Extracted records

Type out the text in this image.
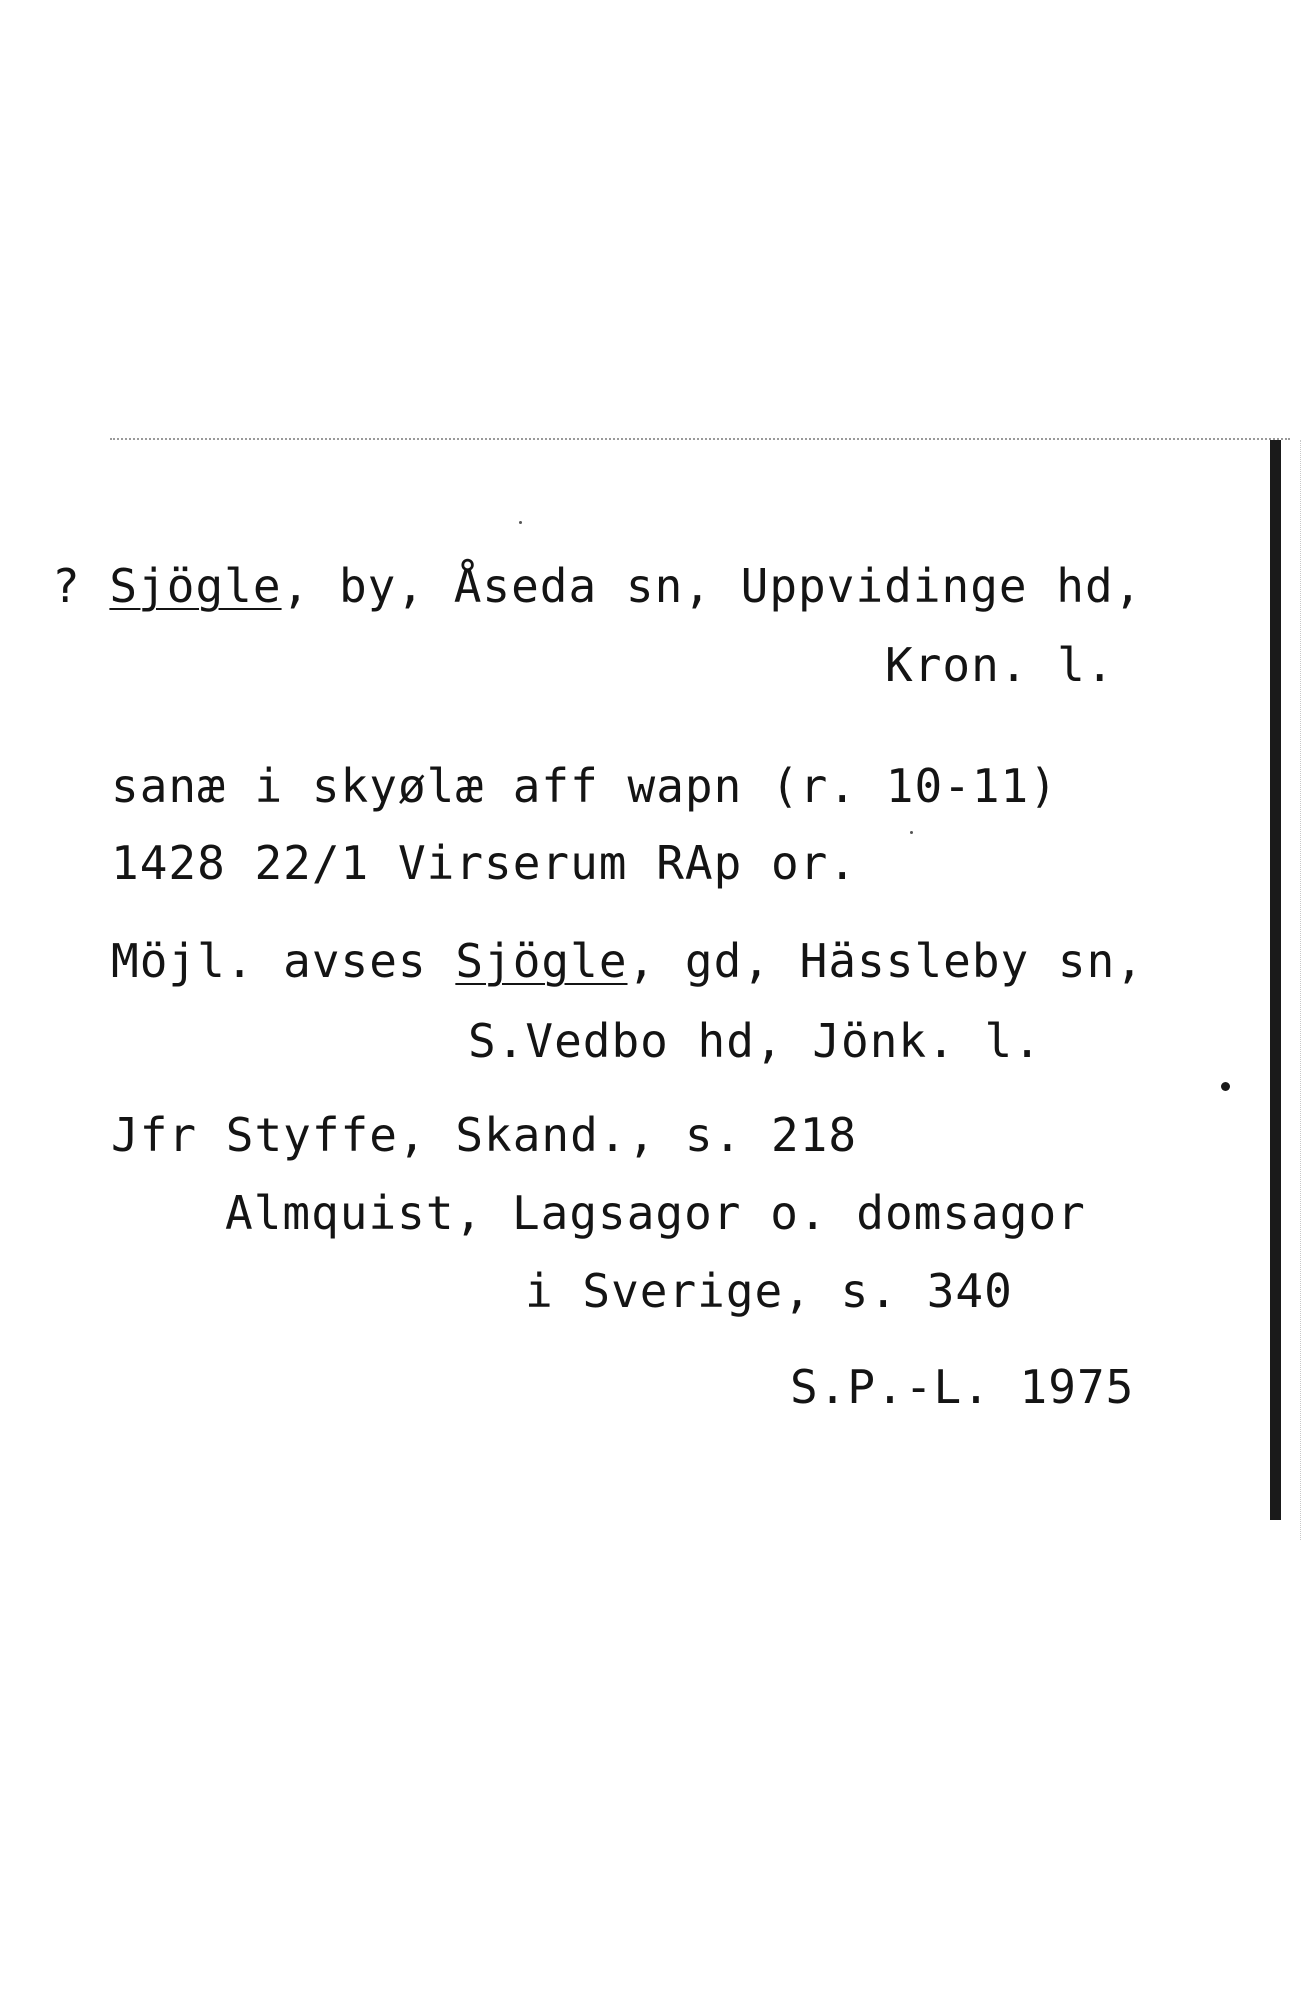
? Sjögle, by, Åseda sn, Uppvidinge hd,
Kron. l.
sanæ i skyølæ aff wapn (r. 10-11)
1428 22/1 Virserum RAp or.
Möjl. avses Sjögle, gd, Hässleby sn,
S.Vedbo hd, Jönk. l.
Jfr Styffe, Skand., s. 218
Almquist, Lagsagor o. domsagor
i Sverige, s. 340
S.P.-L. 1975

--

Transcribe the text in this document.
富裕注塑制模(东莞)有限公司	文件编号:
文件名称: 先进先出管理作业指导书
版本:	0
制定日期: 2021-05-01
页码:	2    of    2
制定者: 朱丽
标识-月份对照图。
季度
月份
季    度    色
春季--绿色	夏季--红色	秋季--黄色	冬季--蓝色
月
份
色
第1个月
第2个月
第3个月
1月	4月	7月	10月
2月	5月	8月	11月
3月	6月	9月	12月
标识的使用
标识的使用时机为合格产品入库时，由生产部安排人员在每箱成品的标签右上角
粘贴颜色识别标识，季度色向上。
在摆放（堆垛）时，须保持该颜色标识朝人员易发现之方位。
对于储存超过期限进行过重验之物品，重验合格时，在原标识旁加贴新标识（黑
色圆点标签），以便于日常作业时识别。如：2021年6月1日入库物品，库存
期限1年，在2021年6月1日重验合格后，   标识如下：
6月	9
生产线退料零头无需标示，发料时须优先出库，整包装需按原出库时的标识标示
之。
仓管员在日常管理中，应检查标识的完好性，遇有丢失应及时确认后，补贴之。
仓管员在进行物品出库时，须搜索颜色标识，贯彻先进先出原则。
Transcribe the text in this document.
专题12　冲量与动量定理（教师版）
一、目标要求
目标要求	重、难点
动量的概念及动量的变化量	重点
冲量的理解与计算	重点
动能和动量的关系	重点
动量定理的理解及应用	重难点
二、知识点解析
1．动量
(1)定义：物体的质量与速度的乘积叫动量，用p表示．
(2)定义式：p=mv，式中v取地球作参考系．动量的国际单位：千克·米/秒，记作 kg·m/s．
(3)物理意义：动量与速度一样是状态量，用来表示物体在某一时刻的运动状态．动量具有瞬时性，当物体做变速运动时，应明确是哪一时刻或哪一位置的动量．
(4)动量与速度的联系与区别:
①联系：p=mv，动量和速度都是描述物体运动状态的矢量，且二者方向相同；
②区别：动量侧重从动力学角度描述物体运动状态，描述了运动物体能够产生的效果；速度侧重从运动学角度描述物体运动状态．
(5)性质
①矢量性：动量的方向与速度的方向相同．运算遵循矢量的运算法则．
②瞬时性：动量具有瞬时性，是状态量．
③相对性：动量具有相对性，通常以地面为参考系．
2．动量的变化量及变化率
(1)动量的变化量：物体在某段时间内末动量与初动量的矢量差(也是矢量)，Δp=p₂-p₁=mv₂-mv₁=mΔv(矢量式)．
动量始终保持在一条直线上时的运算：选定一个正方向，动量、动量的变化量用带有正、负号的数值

---

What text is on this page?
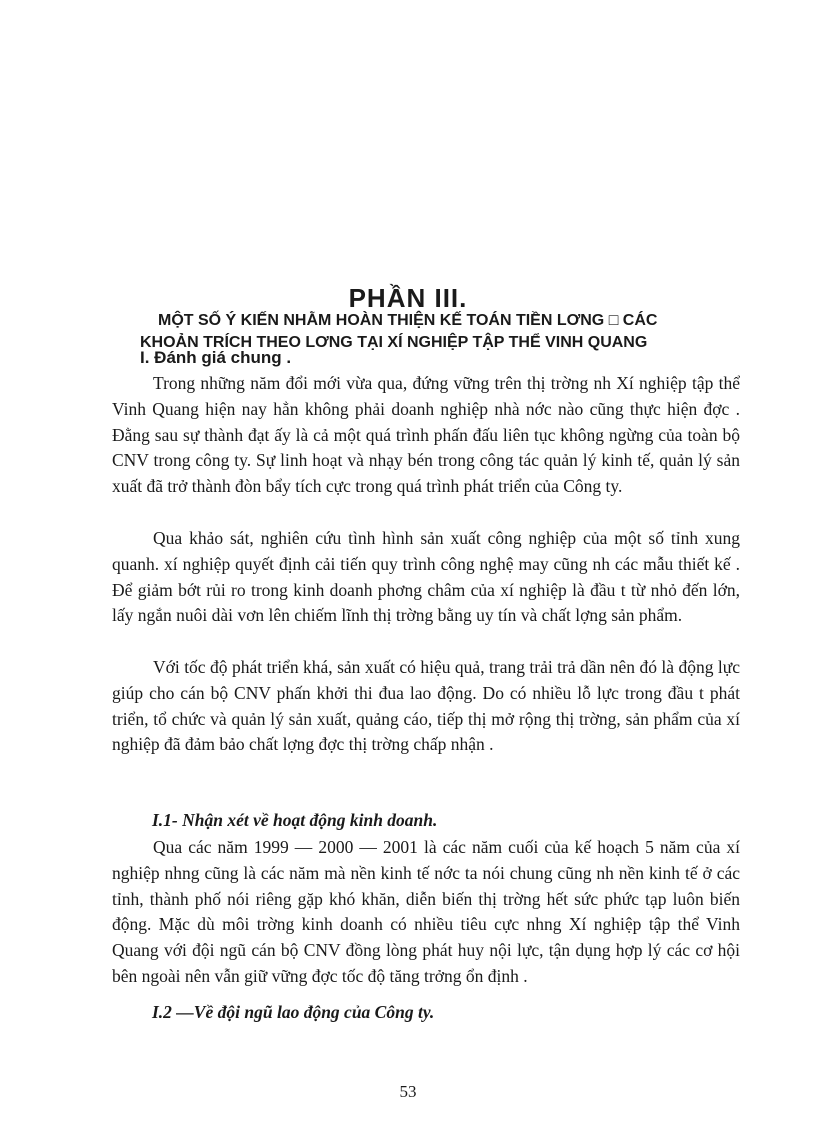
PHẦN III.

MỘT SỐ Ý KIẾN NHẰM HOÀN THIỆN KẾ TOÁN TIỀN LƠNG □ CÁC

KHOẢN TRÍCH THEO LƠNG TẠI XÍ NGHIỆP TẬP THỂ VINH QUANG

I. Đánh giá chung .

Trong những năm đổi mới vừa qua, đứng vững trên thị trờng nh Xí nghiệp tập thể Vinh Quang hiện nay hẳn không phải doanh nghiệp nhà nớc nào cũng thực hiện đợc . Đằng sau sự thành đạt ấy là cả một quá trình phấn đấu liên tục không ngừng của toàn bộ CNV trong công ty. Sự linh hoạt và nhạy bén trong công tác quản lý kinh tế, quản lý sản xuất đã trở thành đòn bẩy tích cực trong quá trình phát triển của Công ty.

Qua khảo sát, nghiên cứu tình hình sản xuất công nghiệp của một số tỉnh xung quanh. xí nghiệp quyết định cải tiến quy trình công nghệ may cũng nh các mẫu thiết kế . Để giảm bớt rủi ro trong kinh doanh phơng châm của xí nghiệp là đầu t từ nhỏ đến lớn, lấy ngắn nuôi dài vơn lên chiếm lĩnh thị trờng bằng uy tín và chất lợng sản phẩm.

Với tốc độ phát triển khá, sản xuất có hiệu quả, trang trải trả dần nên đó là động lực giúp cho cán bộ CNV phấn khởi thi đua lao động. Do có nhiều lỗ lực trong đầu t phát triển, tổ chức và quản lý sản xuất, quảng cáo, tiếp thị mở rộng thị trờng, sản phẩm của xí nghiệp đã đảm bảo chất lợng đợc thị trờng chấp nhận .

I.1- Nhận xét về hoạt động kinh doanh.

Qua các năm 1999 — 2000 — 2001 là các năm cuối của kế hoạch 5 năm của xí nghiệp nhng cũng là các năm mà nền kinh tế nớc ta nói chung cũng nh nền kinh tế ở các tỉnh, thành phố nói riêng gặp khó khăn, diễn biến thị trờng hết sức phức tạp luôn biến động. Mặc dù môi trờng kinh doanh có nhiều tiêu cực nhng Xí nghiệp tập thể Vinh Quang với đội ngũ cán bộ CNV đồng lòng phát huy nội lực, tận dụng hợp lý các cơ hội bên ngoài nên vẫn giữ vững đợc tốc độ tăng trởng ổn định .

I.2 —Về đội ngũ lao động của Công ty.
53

* _WORK INSTRUCTIONS_:
Check each line in the records for the word "this" and say how many have it, with nothing else.

* _FINISHED ANSWER_:
4